EXERCISE REQUIREMENTS: In the material below, find all lines with the string "ufus" and copy them.

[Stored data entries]

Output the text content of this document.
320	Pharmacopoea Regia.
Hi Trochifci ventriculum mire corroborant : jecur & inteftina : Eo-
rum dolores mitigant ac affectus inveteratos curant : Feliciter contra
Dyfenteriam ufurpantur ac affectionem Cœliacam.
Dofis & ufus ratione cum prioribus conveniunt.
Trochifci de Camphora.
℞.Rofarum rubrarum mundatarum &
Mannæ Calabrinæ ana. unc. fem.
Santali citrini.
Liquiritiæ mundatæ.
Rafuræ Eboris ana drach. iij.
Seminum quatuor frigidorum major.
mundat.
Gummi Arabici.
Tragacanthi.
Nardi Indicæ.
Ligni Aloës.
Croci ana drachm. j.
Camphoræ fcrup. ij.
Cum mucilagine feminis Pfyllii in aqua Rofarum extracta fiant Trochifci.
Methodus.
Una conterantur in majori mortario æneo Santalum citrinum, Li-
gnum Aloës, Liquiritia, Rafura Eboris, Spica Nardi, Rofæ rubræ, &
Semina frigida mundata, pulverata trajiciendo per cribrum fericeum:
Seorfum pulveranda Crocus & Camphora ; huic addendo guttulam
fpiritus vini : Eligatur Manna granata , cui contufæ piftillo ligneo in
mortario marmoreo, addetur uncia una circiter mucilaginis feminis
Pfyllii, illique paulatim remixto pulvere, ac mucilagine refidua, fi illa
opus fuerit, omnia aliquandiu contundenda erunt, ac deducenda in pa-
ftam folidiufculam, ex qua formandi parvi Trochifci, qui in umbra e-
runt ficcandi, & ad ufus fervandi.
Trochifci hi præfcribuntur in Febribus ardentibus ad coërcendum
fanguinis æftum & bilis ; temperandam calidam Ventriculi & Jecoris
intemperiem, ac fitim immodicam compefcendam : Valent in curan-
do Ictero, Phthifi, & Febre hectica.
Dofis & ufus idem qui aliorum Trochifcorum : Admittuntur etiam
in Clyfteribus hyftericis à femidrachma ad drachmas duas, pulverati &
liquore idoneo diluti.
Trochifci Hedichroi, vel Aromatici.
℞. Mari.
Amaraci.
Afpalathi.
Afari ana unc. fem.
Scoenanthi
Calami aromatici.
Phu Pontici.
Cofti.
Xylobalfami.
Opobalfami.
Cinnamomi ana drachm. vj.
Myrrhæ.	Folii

OUTPUT BELOW:
Dofis & ufus ratione cum prioribus conveniunt.
runt ficcandi, & ad ufus fervandi.
Dofis & ufus idem qui aliorum Trochifcorum : Admittuntur etiam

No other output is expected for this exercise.